(Stored records)

┄┄┄┄┄┄┄┄┄┄┄┄┄┄┄┄┄┄┄┄

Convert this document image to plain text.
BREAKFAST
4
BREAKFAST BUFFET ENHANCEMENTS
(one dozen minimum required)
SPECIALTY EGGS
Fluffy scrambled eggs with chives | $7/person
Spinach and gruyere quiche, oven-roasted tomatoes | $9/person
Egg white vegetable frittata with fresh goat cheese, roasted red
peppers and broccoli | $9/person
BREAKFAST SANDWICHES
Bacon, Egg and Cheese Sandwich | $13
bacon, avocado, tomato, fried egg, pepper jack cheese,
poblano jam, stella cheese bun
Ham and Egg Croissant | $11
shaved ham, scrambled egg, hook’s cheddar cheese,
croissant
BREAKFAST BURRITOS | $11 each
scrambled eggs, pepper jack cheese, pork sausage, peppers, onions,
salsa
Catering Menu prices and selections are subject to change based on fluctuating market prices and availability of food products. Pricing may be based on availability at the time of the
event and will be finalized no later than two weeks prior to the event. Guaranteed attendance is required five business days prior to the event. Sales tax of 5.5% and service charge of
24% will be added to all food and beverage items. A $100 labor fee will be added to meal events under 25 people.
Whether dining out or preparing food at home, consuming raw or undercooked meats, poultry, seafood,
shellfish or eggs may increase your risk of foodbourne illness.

┄┄┄┄┄┄┄┄┄┄┄┄┄┄┄┄┄┄┄┄

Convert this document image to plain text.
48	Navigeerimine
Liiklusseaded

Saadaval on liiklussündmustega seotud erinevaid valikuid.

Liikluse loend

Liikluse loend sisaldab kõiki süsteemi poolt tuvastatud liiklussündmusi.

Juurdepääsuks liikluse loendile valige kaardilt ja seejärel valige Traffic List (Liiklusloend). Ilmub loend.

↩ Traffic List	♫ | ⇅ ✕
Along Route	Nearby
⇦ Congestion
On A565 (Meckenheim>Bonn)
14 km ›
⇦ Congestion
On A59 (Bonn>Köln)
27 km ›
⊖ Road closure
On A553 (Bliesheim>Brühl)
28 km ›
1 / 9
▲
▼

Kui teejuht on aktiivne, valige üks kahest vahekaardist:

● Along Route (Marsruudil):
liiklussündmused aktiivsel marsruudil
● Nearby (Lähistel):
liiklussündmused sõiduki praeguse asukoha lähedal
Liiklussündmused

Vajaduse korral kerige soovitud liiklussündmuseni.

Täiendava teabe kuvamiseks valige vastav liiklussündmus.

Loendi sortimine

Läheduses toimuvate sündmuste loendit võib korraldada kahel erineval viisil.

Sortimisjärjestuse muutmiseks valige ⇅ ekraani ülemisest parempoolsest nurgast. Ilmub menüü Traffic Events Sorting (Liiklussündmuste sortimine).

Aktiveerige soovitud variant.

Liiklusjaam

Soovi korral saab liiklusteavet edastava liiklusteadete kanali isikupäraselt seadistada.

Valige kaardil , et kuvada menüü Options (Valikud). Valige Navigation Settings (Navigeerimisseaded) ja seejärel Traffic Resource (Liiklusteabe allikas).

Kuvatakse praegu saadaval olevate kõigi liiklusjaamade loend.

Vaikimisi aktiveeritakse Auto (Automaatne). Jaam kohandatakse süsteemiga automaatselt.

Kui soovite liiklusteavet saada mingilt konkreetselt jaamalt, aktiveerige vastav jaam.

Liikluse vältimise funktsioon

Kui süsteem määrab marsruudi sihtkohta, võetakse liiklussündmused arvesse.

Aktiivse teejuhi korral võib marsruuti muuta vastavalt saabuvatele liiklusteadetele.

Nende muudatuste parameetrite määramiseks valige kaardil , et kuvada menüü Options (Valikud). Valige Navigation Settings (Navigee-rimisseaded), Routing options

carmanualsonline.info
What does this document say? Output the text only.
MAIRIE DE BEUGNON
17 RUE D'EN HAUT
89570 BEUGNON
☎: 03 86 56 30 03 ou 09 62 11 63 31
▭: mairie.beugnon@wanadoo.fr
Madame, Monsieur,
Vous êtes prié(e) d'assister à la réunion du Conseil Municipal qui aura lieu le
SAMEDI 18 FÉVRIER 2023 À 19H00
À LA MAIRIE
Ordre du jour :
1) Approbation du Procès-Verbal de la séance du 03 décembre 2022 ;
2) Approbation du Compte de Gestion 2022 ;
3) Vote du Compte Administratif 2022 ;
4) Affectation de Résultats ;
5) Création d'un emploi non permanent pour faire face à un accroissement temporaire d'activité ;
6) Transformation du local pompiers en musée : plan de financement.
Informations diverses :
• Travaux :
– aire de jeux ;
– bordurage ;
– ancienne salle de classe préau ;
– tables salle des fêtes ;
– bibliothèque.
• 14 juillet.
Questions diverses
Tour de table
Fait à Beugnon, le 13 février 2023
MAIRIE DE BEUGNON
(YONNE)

┄┄┄┄┄┄┄┄┄┄┄┄┄┄┄┄┄┄┄┄

### PROBLEM STATEMENT
Copy each line from the records above that includes the string "will".

### ANSWER IN FULL
event and will be finalized no later than two weeks prior to the event. Guaranteed attendance is required five business days prior to the event. Sales tax of 5.5% and service charge of
24% will be added to all food and beverage items. A $100 labor fee will be added to meal events under 25 people.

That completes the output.